What is required - Each record needs to be echoed exactly; can you do that?

Information supplied -
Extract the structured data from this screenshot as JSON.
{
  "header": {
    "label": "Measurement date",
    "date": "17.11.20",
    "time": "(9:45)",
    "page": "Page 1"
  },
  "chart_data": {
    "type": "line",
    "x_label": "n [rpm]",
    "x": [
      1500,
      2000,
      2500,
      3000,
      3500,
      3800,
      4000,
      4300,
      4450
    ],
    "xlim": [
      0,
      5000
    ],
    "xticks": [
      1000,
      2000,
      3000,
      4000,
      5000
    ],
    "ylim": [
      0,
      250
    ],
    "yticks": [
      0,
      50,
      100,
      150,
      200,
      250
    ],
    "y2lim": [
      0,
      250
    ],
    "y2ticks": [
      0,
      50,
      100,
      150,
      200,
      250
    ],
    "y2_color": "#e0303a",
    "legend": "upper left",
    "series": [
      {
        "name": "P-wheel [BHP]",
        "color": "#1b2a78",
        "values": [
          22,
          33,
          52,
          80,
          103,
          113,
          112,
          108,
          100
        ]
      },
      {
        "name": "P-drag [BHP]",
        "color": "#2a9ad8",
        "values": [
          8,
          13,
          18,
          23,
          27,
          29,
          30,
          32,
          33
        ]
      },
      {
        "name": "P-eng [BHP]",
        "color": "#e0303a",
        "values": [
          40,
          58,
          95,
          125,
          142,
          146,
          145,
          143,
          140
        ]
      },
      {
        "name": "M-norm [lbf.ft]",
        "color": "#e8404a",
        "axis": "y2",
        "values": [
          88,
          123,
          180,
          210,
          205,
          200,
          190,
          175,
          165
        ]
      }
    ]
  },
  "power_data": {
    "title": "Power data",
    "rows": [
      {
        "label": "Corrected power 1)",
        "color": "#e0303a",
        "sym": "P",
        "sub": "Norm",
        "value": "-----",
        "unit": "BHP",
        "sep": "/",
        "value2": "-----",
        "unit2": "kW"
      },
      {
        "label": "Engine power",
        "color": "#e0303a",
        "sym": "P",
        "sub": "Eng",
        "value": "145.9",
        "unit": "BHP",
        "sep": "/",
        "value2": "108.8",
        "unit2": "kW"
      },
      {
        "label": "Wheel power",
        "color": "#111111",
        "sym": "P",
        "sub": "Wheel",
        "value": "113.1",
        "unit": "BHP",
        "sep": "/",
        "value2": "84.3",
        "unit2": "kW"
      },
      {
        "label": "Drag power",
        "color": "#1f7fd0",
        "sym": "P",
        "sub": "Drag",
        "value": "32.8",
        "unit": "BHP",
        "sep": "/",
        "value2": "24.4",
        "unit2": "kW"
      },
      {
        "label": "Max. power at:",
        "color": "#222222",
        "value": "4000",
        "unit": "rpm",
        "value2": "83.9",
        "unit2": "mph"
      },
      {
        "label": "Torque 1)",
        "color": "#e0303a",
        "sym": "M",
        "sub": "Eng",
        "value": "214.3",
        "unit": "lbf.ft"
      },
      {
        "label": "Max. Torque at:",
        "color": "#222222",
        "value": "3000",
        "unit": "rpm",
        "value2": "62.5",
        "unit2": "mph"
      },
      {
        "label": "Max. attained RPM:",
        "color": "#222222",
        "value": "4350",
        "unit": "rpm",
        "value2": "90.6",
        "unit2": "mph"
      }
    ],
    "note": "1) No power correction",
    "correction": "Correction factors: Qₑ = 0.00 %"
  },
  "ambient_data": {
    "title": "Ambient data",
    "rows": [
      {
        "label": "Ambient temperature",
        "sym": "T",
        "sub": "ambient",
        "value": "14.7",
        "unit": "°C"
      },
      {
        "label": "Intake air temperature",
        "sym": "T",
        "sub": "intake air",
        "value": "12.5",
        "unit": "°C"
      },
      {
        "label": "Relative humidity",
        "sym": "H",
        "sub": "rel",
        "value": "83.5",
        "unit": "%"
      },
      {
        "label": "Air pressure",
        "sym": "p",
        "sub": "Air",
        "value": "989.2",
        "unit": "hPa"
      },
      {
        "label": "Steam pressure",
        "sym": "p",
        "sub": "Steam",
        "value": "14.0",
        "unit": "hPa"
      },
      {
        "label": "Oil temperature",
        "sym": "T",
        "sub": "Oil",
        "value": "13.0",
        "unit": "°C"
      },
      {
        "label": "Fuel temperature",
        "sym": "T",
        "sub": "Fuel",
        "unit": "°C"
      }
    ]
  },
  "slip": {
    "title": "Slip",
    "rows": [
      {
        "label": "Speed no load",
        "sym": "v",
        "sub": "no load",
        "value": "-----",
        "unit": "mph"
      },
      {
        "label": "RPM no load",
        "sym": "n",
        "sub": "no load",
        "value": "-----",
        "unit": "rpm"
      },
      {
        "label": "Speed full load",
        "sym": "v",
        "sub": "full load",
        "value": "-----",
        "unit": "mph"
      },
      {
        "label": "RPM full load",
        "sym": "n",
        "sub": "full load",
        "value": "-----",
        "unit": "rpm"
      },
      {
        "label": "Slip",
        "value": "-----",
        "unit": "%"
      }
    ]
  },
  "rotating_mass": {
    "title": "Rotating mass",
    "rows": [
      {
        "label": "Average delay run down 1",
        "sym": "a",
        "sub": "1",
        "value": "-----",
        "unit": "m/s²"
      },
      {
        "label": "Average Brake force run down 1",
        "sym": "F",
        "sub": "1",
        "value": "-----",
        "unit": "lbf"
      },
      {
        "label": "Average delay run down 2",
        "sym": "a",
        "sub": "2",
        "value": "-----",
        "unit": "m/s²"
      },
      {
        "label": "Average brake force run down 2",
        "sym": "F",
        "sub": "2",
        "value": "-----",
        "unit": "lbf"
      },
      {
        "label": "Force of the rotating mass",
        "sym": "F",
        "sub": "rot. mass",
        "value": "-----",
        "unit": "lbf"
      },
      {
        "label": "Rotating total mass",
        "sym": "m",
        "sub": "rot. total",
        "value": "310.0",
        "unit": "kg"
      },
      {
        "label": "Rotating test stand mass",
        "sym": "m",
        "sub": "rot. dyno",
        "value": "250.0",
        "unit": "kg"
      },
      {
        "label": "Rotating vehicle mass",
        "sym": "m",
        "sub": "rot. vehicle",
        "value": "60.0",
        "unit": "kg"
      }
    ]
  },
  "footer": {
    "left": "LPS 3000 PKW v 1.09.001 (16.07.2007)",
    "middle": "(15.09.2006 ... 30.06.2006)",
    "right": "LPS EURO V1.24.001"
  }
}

Response to this task -
Extract the structured data from this screenshot as JSON.
{
  "header": {
    "label": "Measurement date",
    "date": "17.11.20",
    "time": "(9:45)",
    "page": "Page 1"
  },
  "chart_data": {
    "type": "line",
    "x_label": "n [rpm]",
    "x": [
      1500,
      2000,
      2500,
      3000,
      3500,
      3800,
      4000,
      4300,
      4450
    ],
    "xlim": [
      0,
      5000
    ],
    "xticks": [
      1000,
      2000,
      3000,
      4000,
      5000
    ],
    "ylim": [
      0,
      250
    ],
    "yticks": [
      0,
      50,
      100,
      150,
      200,
      250
    ],
    "y2lim": [
      0,
      250
    ],
    "y2ticks": [
      0,
      50,
      100,
      150,
      200,
      250
    ],
    "y2_color": "#e0303a",
    "legend": "upper left",
    "series": [
      {
        "name": "P-wheel [BHP]",
        "color": "#1b2a78",
        "values": [
          22,
          33,
          52,
          80,
          103,
          113,
          112,
          108,
          100
        ]
      },
      {
        "name": "P-drag [BHP]",
        "color": "#2a9ad8",
        "values": [
          8,
          13,
          18,
          23,
          27,
          29,
          30,
          32,
          33
        ]
      },
      {
        "name": "P-eng [BHP]",
        "color": "#e0303a",
        "values": [
          40,
          58,
          95,
          125,
          142,
          146,
          145,
          143,
          140
        ]
      },
      {
        "name": "M-norm [lbf.ft]",
        "color": "#e8404a",
        "axis": "y2",
        "values": [
          88,
          123,
          180,
          210,
          205,
          200,
          190,
          175,
          165
        ]
      }
    ]
  },
  "power_data": {
    "title": "Power data",
    "rows": [
      {
        "label": "Corrected power 1)",
        "color": "#e0303a",
        "sym": "P",
        "sub": "Norm",
        "value": "-----",
        "unit": "BHP",
        "sep": "/",
        "value2": "-----",
        "unit2": "kW"
      },
      {
        "label": "Engine power",
        "color": "#e0303a",
        "sym": "P",
        "sub": "Eng",
        "value": "145.9",
        "unit": "BHP",
        "sep": "/",
        "value2": "108.8",
        "unit2": "kW"
      },
      {
        "label": "Wheel power",
        "color": "#111111",
        "sym": "P",
        "sub": "Wheel",
        "value": "113.1",
        "unit": "BHP",
        "sep": "/",
        "value2": "84.3",
        "unit2": "kW"
      },
      {
        "label": "Drag power",
        "color": "#1f7fd0",
        "sym": "P",
        "sub": "Drag",
        "value": "32.8",
        "unit": "BHP",
        "sep": "/",
        "value2": "24.4",
        "unit2": "kW"
      },
      {
        "label": "Max. power at:",
        "color": "#222222",
        "value": "4000",
        "unit": "rpm",
        "value2": "83.9",
        "unit2": "mph"
      },
      {
        "label": "Torque 1)",
        "color": "#e0303a",
        "sym": "M",
        "sub": "Eng",
        "value": "214.3",
        "unit": "lbf.ft"
      },
      {
        "label": "Max. Torque at:",
        "color": "#222222",
        "value": "3000",
        "unit": "rpm",
        "value2": "62.5",
        "unit2": "mph"
      },
      {
        "label": "Max. attained RPM:",
        "color": "#222222",
        "value": "4350",
        "unit": "rpm",
        "value2": "90.6",
        "unit2": "mph"
      }
    ],
    "note": "1) No power correction",
    "correction": "Correction factors: Qₑ = 0.00 %"
  },
  "ambient_data": {
    "title": "Ambient data",
    "rows": [
      {
        "label": "Ambient temperature",
        "sym": "T",
        "sub": "ambient",
        "value": "14.7",
        "unit": "°C"
      },
      {
        "label": "Intake air temperature",
        "sym": "T",
        "sub": "intake air",
        "value": "12.5",
        "unit": "°C"
      },
      {
        "label": "Relative humidity",
        "sym": "H",
        "sub": "rel",
        "value": "83.5",
        "unit": "%"
      },
      {
        "label": "Air pressure",
        "sym": "p",
        "sub": "Air",
        "value": "989.2",
        "unit": "hPa"
      },
      {
        "label": "Steam pressure",
        "sym": "p",
        "sub": "Steam",
        "value": "14.0",
        "unit": "hPa"
      },
      {
        "label": "Oil temperature",
        "sym": "T",
        "sub": "Oil",
        "value": "13.0",
        "unit": "°C"
      },
      {
        "label": "Fuel temperature",
        "sym": "T",
        "sub": "Fuel",
        "unit": "°C"
      }
    ]
  },
  "slip": {
    "title": "Slip",
    "rows": [
      {
        "label": "Speed no load",
        "sym": "v",
        "sub": "no load",
        "value": "-----",
        "unit": "mph"
      },
      {
        "label": "RPM no load",
        "sym": "n",
        "sub": "no load",
        "value": "-----",
        "unit": "rpm"
      },
      {
        "label": "Speed full load",
        "sym": "v",
        "sub": "full load",
        "value": "-----",
        "unit": "mph"
      },
      {
        "label": "RPM full load",
        "sym": "n",
        "sub": "full load",
        "value": "-----",
        "unit": "rpm"
      },
      {
        "label": "Slip",
        "value": "-----",
        "unit": "%"
      }
    ]
  },
  "rotating_mass": {
    "title": "Rotating mass",
    "rows": [
      {
        "label": "Average delay run down 1",
        "sym": "a",
        "sub": "1",
        "value": "-----",
        "unit": "m/s²"
      },
      {
        "label": "Average Brake force run down 1",
        "sym": "F",
        "sub": "1",
        "value": "-----",
        "unit": "lbf"
      },
      {
        "label": "Average delay run down 2",
        "sym": "a",
        "sub": "2",
        "value": "-----",
        "unit": "m/s²"
      },
      {
        "label": "Average brake force run down 2",
        "sym": "F",
        "sub": "2",
        "value": "-----",
        "unit": "lbf"
      },
      {
        "label": "Force of the rotating mass",
        "sym": "F",
        "sub": "rot. mass",
        "value": "-----",
        "unit": "lbf"
      },
      {
        "label": "Rotating total mass",
        "sym": "m",
        "sub": "rot. total",
        "value": "310.0",
        "unit": "kg"
      },
      {
        "label": "Rotating test stand mass",
        "sym": "m",
        "sub": "rot. dyno",
        "value": "250.0",
        "unit": "kg"
      },
      {
        "label": "Rotating vehicle mass",
        "sym": "m",
        "sub": "rot. vehicle",
        "value": "60.0",
        "unit": "kg"
      }
    ]
  },
  "footer": {
    "left": "LPS 3000 PKW v 1.09.001 (16.07.2007)",
    "middle": "(15.09.2006 ... 30.06.2006)",
    "right": "LPS EURO V1.24.001"
  }
}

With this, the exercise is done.